EXERCISE REQUIREMENTS — Locate the lines that hold the string "this". Copy every such line.

-- Begin ENTRIES SUPPLIED --

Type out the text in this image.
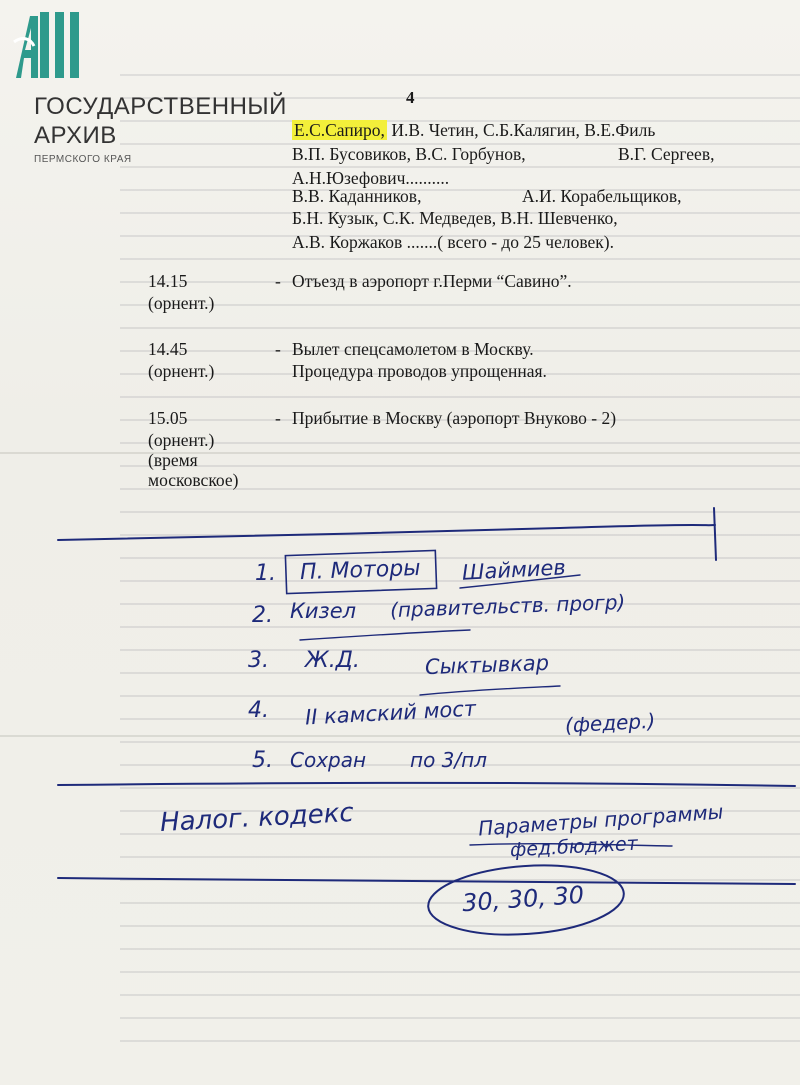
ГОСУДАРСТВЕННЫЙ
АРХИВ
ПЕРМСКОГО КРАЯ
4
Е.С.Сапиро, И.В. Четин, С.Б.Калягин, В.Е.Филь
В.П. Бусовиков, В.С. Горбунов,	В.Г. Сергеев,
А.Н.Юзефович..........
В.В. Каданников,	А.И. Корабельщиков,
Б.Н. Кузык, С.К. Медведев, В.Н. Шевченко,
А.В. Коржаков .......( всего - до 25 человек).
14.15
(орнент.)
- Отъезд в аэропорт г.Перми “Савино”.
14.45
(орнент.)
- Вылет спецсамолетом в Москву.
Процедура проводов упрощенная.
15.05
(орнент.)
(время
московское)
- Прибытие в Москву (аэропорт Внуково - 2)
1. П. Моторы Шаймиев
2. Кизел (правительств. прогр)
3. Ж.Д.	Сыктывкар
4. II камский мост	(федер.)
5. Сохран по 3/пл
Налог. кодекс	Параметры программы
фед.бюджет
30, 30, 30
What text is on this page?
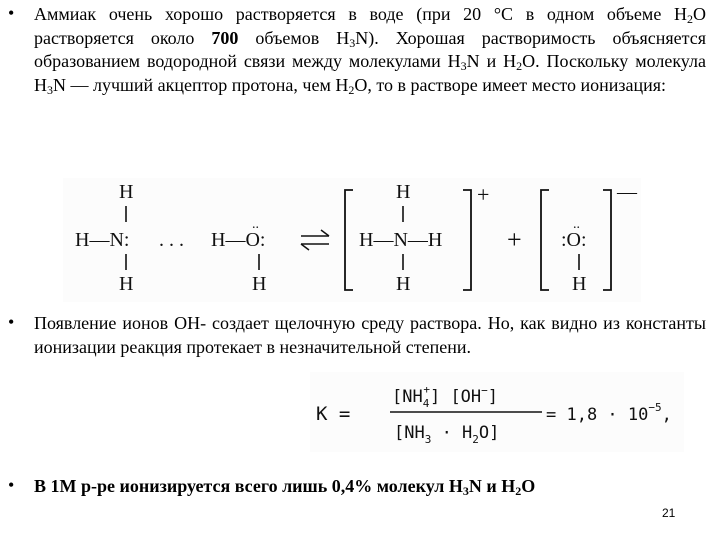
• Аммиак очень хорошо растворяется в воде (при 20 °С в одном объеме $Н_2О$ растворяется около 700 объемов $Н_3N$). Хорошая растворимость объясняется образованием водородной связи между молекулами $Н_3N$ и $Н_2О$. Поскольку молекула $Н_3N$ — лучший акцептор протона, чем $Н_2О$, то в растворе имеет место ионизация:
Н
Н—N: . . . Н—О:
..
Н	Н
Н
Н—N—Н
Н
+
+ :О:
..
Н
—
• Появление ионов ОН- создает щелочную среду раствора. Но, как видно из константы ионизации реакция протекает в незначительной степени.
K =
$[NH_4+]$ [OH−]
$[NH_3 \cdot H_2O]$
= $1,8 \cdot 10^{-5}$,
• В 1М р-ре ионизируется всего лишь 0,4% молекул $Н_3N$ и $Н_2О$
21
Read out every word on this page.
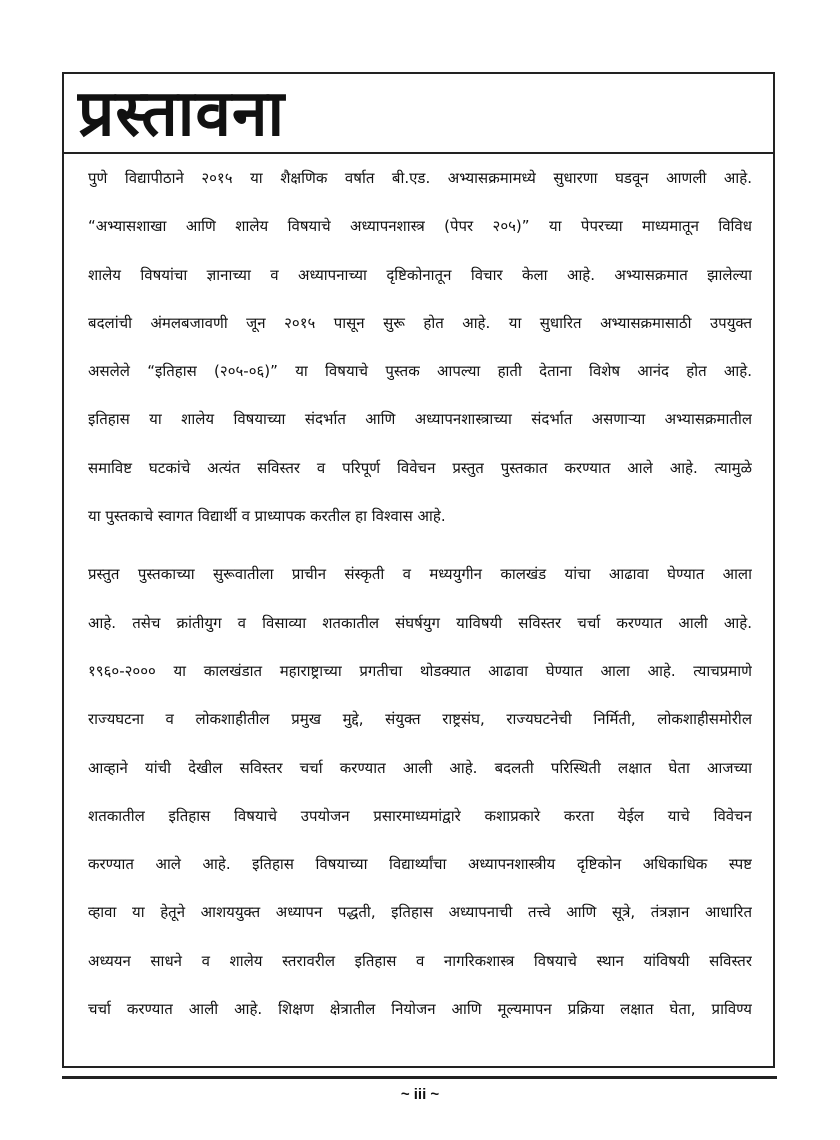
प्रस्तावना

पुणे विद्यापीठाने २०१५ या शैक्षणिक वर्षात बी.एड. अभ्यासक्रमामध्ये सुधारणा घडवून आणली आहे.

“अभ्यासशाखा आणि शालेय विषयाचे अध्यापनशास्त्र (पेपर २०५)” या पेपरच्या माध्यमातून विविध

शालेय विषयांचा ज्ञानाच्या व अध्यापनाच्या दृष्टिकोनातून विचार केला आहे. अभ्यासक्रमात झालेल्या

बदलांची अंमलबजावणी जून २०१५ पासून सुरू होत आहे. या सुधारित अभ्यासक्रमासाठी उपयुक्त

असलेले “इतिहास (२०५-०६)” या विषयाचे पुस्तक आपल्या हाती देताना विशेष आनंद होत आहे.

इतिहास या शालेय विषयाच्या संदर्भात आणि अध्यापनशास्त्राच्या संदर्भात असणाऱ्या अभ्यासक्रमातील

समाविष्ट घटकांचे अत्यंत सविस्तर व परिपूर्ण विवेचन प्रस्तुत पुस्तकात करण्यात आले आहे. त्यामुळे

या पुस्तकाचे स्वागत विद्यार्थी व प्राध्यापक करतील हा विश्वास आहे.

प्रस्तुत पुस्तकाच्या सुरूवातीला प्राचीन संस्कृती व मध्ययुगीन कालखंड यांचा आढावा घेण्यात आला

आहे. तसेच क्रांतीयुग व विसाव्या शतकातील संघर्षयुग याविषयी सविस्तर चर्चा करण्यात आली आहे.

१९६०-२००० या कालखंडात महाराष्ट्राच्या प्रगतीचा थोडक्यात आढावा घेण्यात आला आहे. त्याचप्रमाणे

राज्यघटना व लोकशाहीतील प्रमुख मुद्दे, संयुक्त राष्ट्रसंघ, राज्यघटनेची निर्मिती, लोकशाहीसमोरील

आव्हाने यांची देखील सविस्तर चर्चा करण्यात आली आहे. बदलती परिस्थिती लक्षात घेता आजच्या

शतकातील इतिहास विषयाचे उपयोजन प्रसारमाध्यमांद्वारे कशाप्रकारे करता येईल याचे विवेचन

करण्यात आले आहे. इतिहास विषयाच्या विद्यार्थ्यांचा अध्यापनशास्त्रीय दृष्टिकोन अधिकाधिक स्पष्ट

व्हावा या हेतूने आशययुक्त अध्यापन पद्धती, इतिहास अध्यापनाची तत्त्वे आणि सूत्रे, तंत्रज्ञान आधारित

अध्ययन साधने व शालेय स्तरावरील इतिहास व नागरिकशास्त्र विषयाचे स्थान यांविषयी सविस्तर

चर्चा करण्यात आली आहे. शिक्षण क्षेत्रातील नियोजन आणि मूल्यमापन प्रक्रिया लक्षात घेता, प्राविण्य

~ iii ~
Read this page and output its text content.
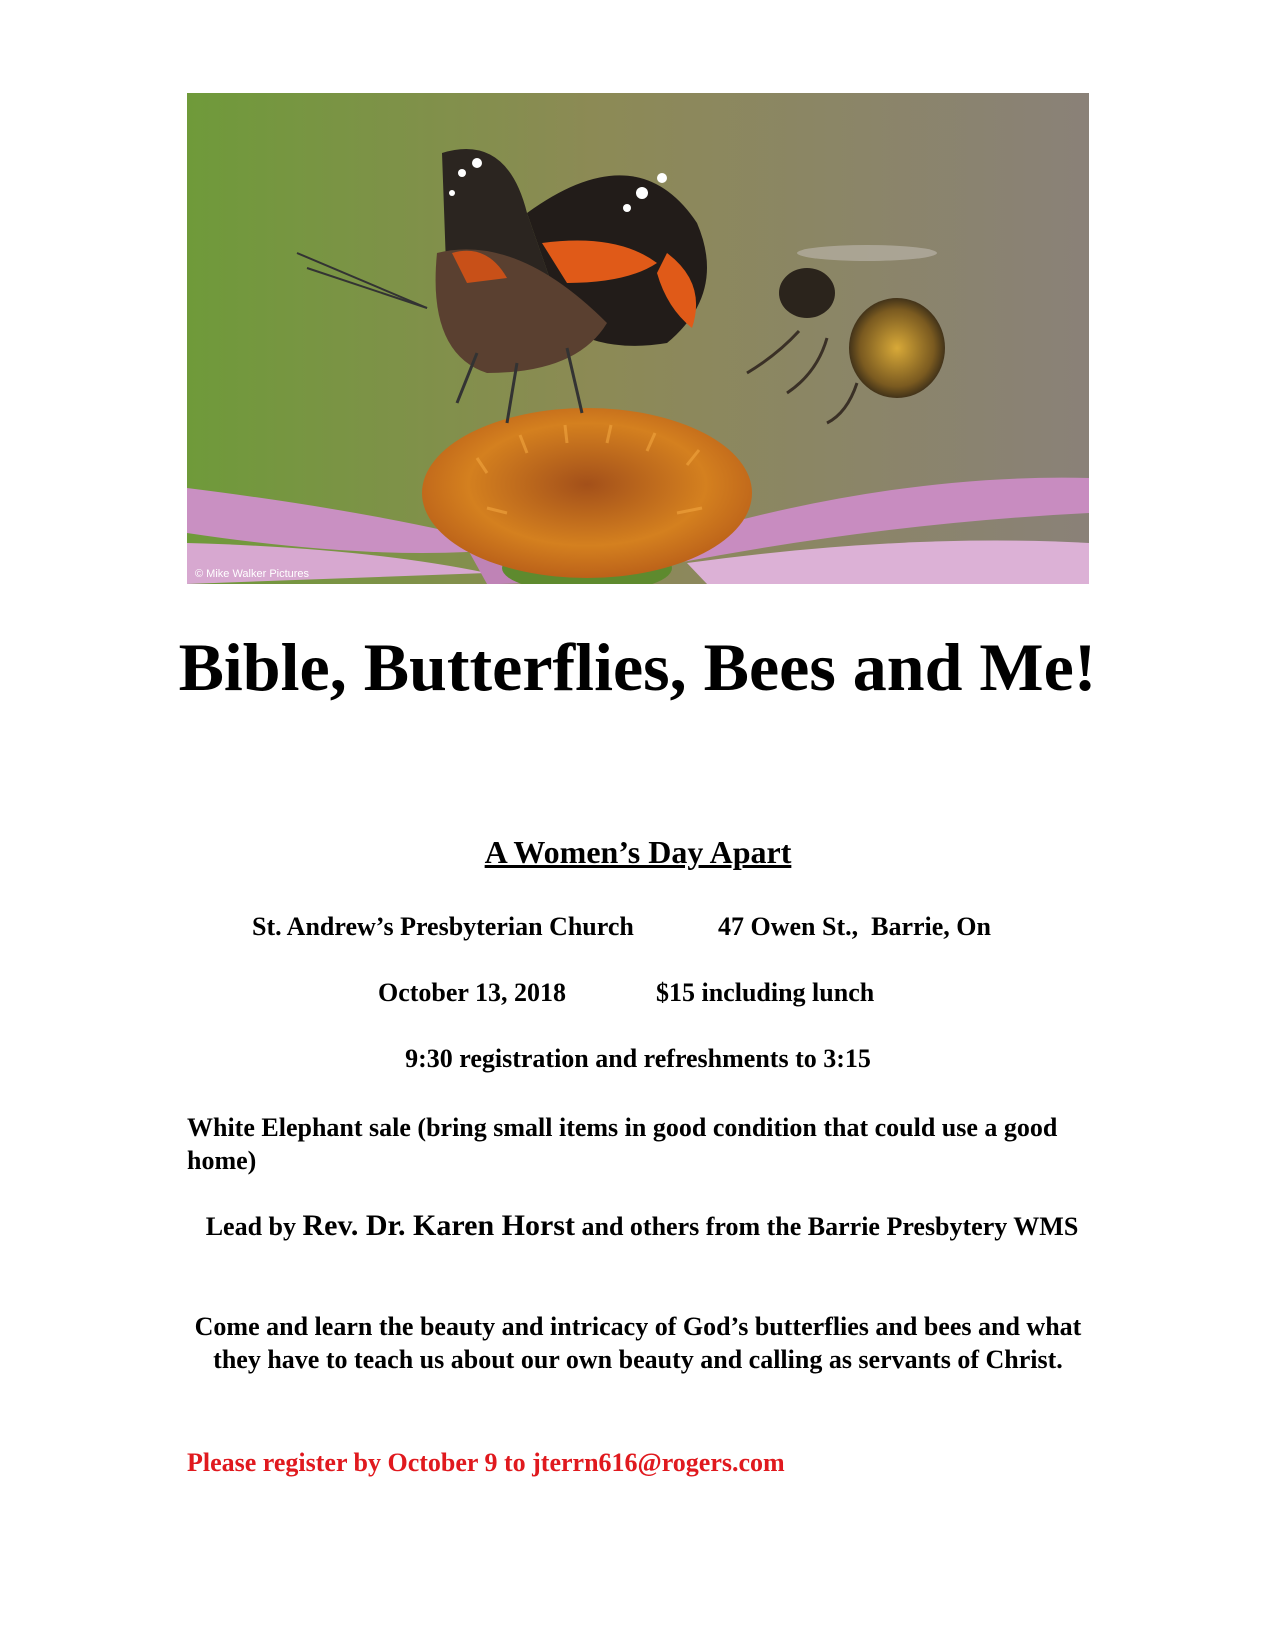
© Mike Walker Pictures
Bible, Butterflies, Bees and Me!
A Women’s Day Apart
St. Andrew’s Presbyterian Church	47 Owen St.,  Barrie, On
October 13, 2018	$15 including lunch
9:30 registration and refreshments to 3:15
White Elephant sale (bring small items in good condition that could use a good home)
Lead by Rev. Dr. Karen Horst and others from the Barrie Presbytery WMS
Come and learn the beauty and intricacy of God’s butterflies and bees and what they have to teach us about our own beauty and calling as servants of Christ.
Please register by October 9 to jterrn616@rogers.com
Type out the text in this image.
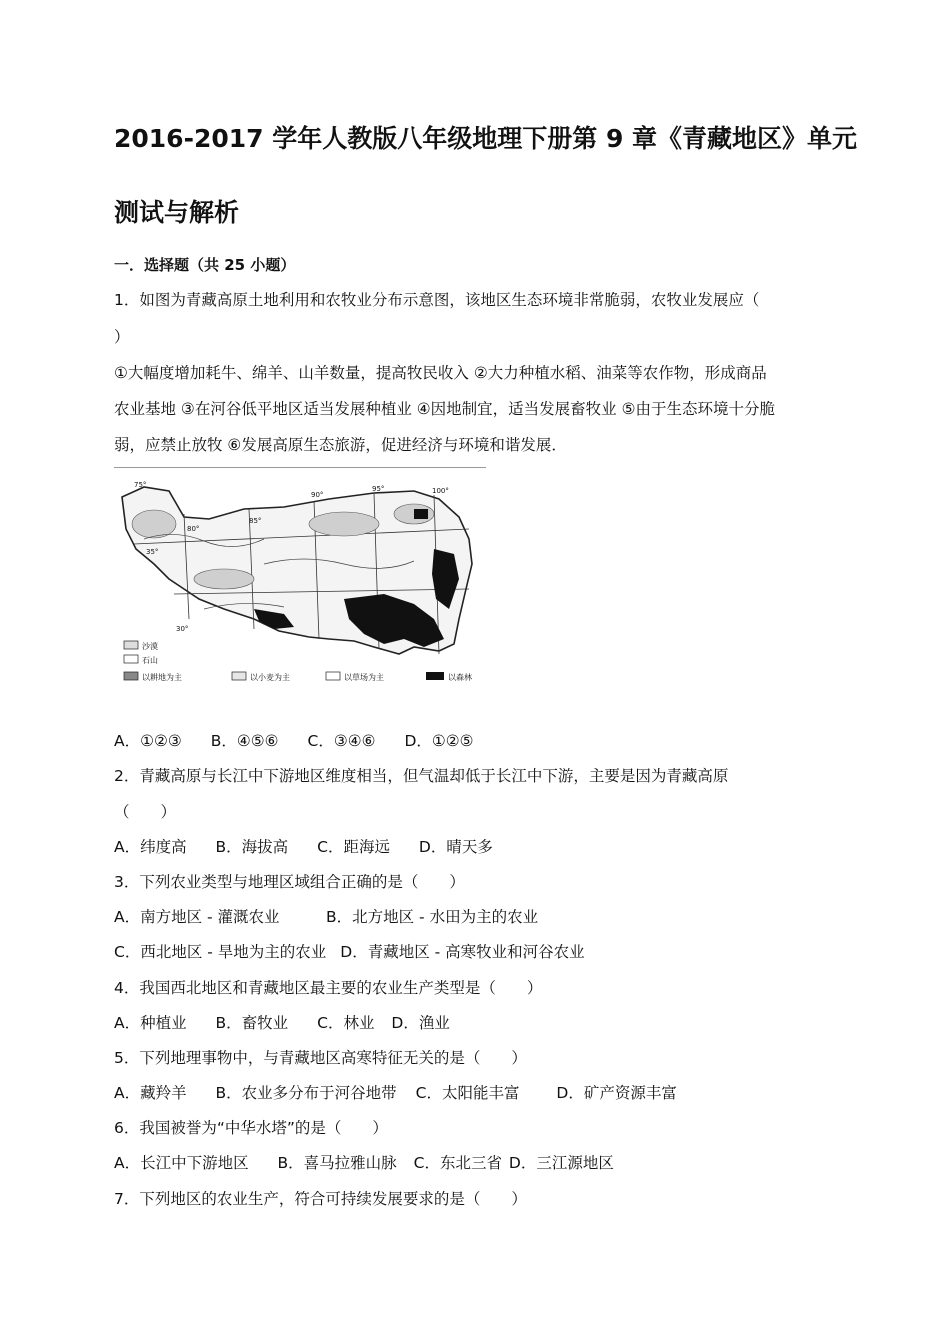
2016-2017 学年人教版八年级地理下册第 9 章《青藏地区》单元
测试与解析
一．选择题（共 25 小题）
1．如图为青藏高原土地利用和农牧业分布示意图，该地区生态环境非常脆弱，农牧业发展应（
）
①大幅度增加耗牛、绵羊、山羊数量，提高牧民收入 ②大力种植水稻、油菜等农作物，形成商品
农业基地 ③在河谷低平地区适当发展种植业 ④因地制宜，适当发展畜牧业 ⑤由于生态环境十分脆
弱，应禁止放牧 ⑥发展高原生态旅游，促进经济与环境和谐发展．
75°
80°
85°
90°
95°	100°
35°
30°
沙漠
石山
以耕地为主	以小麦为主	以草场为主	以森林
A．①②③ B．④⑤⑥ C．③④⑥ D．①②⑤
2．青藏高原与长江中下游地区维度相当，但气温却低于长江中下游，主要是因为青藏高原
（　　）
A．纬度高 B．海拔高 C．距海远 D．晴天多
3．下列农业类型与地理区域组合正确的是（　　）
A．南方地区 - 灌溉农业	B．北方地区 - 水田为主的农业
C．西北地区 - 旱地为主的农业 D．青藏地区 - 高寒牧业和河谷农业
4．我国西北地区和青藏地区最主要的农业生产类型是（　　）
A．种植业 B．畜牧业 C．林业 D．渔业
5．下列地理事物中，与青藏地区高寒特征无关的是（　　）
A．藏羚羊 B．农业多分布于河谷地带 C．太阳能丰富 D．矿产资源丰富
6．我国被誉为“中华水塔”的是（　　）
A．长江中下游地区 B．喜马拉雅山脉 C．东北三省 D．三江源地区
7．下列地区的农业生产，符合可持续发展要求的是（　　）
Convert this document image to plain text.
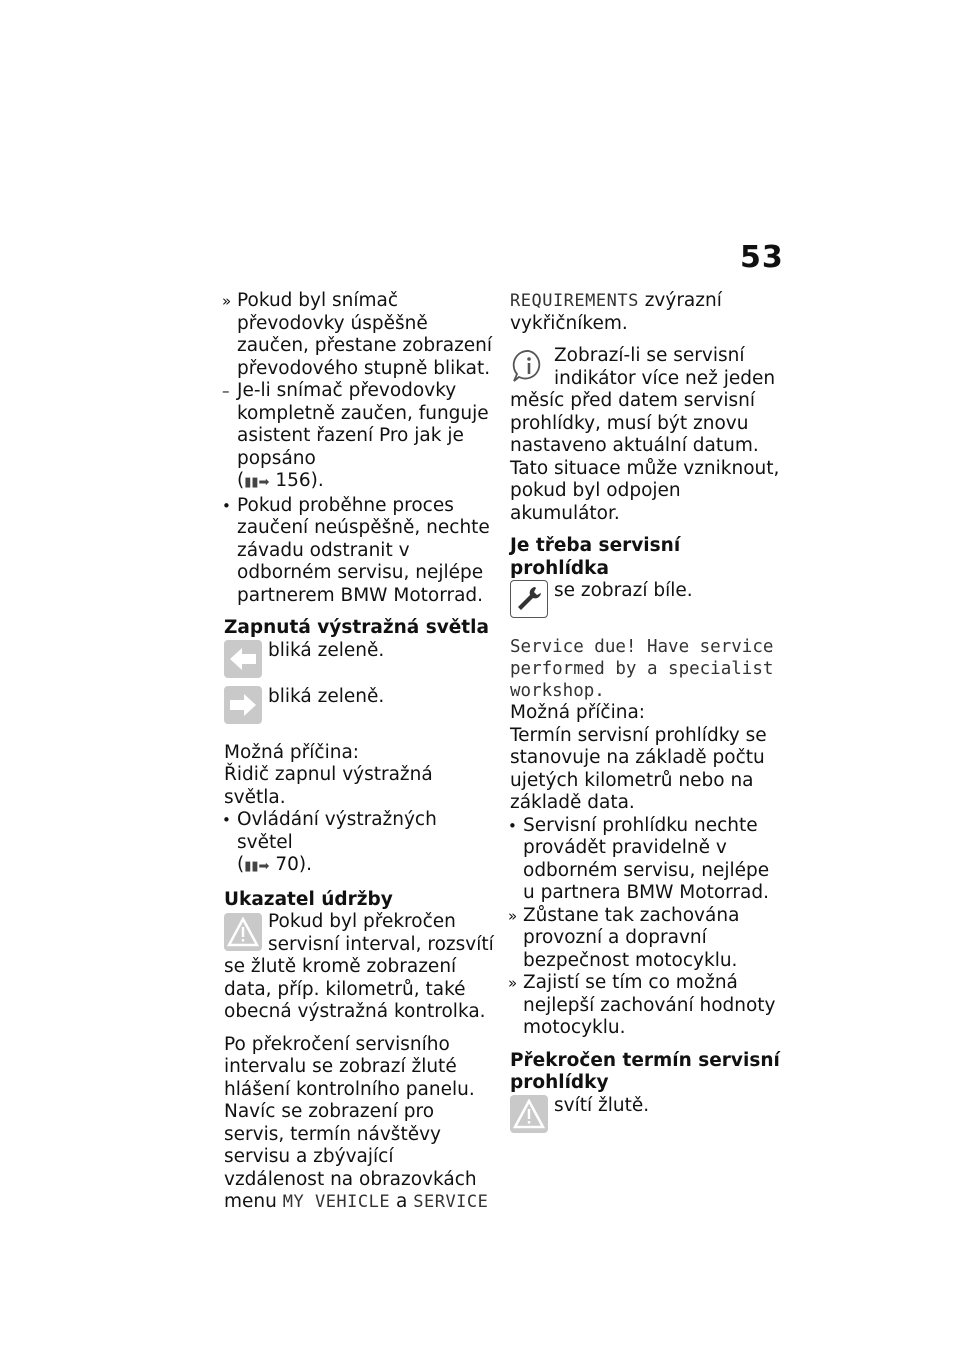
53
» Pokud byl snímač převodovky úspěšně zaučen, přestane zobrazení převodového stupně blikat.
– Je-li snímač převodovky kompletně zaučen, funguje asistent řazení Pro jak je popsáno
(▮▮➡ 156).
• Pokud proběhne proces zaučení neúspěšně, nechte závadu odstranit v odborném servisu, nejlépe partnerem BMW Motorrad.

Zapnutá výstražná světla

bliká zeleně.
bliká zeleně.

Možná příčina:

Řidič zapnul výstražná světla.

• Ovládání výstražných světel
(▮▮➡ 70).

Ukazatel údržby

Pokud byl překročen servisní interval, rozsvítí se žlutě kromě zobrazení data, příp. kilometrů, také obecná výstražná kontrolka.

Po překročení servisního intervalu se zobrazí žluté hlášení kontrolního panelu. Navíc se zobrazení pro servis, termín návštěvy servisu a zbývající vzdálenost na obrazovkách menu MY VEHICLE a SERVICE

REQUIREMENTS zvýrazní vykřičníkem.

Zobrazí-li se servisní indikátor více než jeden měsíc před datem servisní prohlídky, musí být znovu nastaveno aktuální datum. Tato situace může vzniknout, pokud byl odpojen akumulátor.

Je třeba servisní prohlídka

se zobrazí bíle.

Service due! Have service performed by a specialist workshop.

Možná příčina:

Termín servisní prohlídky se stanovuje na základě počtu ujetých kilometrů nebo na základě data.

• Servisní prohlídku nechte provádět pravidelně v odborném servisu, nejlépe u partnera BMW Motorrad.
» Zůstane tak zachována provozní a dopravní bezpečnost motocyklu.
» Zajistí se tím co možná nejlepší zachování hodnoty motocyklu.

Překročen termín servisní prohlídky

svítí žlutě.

-- End ENTRIES SUPPLIED --

WRITTEN ANSWER —
Type out the text in this image.
What text is on this page?
Read out every word on this page.
Read this page and output its text content.
Type out the text in this image.
Convert this document image to plain text.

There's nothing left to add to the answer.